Stored items

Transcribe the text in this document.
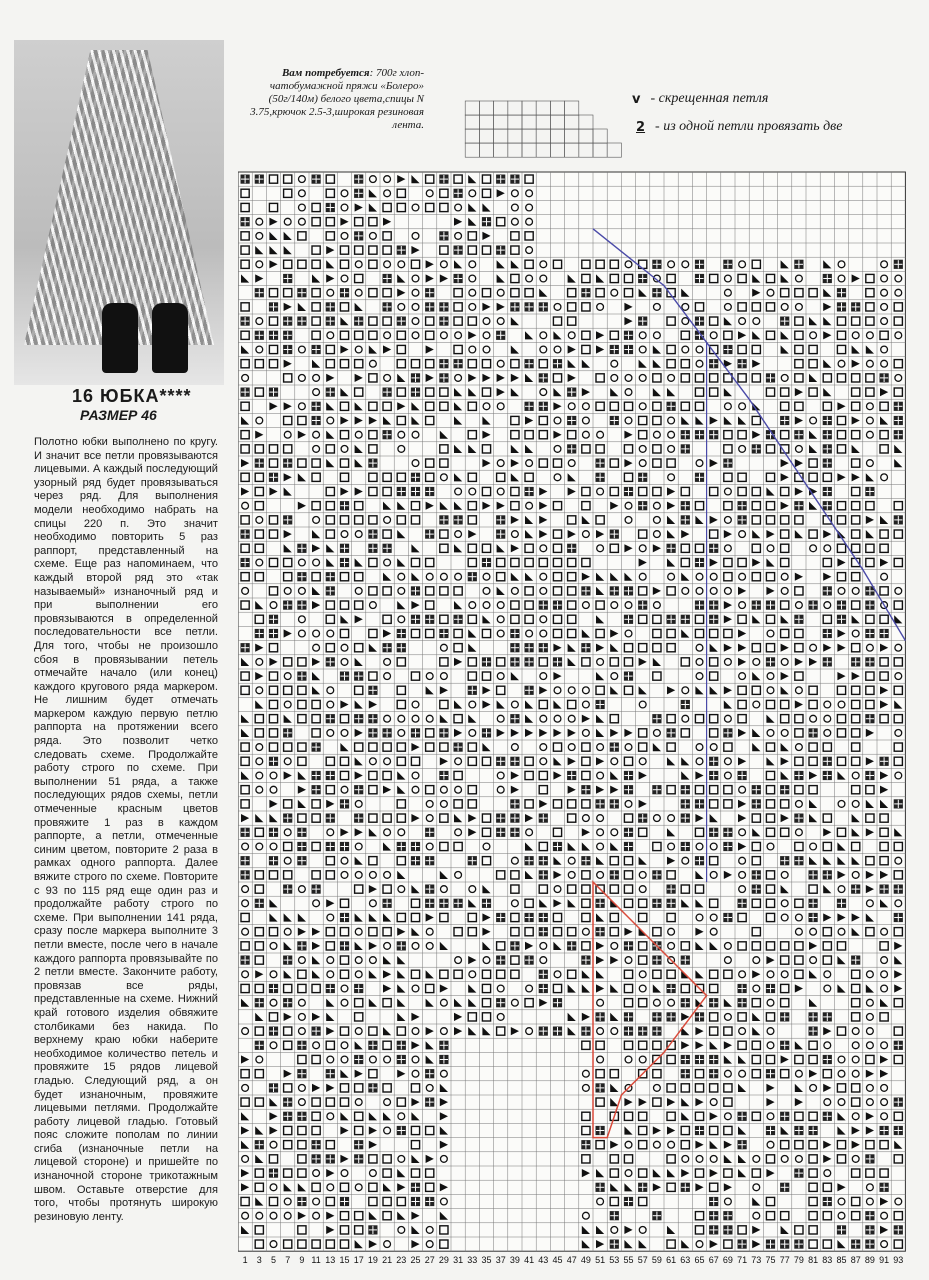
16 ЮБКА****
РАЗМЕР 46
Полотно юбки выполнено по кругу. И значит все петли провязываются лицевыми. А каждый последующий узорный ряд будет провязываться через ряд. Для выполнения модели необходимо набрать на спицы 220 п. Это значит необходимо повторить 5 раз раппорт, представленный на схеме. Еще раз напоминаем, что каждый второй ряд это «так называемый» изнаночный ряд и при выполнении его провязываются в определенной последовательности все петли. Для того, чтобы не произошло сбоя в провязывании петель отмечайте начало (или конец) каждого кругового ряда маркером. Не лишним будет отмечать маркером каждую первую петлю раппорта на протяжении всего ряда. Это позволит четко следовать схеме. Продолжайте работу строго по схеме. При выполнении 51 ряда, а также последующих рядов схемы, петли отмеченные красным цветов провяжите 1 раз в каждом раппорте, а петли, отмеченные синим цветом, повторите 2 раза в рамках одного раппорта. Далее вяжите строго по схеме. Повторите с 93 по 115 ряд еще один раз и продолжайте работу строго по схеме. При выполнении 141 ряда, сразу после маркера выполните 3 петли вместе, после чего в начале каждого раппорта провязывайте по 2 петли вместе. Закончите работу, провязав все ряды, представленные на схеме. Нижний край готового изделия обвяжите столбиками без накида. По верхнему краю юбки наберите необходимое количество петель и провяжите 15 рядов лицевой гладью. Следующий ряд, а он будет изнаночным, провяжите лицевыми петлями. Продолжайте работу лицевой гладью. Готовый пояс сложите пополам по линии сгиба (изнаночные петли на лицевой стороне) и пришейте по изнаночной стороне трикотажным швом. Оставьте отверстие для того, чтобы протянуть широкую резиновую ленту.
Вам потребуется: 700г хлоп-чатобумажной пряжи «Болеро» (50г/140м) белого цвета,спицы N 3.75,крючок 2.5-3,широкая резиновая лента.
v - скрещенная петля
2 - из одной петли провязать две
1 3 5 7 9 11 13 15 17 19 21 23 25 27 29 31 33 35 37 39 41 43 45 47 49 51 53 55 57 59 61 63 65 67 69 71 73 75 77 79 81 83 85 87 89 91 93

■ **Task details**
Leave out the pictures and print every line of the data exactly.

■ **Completed task**
Transcribe the text in this document.
16 ЮБКА****
РАЗМЕР 46
Полотно юбки выполнено по кругу. И значит все петли провязываются лицевыми. А каждый последующий узорный ряд будет провязываться через ряд. Для выполнения модели необходимо набрать на спицы 220 п. Это значит необходимо повторить 5 раз раппорт, представленный на схеме. Еще раз напоминаем, что каждый второй ряд это «так называемый» изнаночный ряд и при выполнении его провязываются в определенной последовательности все петли. Для того, чтобы не произошло сбоя в провязывании петель отмечайте начало (или конец) каждого кругового ряда маркером. Не лишним будет отмечать маркером каждую первую петлю раппорта на протяжении всего ряда. Это позволит четко следовать схеме. Продолжайте работу строго по схеме. При выполнении 51 ряда, а также последующих рядов схемы, петли отмеченные красным цветов провяжите 1 раз в каждом раппорте, а петли, отмеченные синим цветом, повторите 2 раза в рамках одного раппорта. Далее вяжите строго по схеме. Повторите с 93 по 115 ряд еще один раз и продолжайте работу строго по схеме. При выполнении 141 ряда, сразу после маркера выполните 3 петли вместе, после чего в начале каждого раппорта провязывайте по 2 петли вместе. Закончите работу, провязав все ряды, представленные на схеме. Нижний край готового изделия обвяжите столбиками без накида. По верхнему краю юбки наберите необходимое количество петель и провяжите 15 рядов лицевой гладью. Следующий ряд, а он будет изнаночным, провяжите лицевыми петлями. Продолжайте работу лицевой гладью. Готовый пояс сложите пополам по линии сгиба (изнаночные петли на лицевой стороне) и пришейте по изнаночной стороне трикотажным швом. Оставьте отверстие для того, чтобы протянуть широкую резиновую ленту.
Вам потребуется: 700г хлоп-чатобумажной пряжи «Болеро» (50г/140м) белого цвета,спицы N 3.75,крючок 2.5-3,широкая резиновая лента.
v - скрещенная петля
2 - из одной петли провязать две
1 3 5 7 9 11 13 15 17 19 21 23 25 27 29 31 33 35 37 39 41 43 45 47 49 51 53 55 57 59 61 63 65 67 69 71 73 75 77 79 81 83 85 87 89 91 93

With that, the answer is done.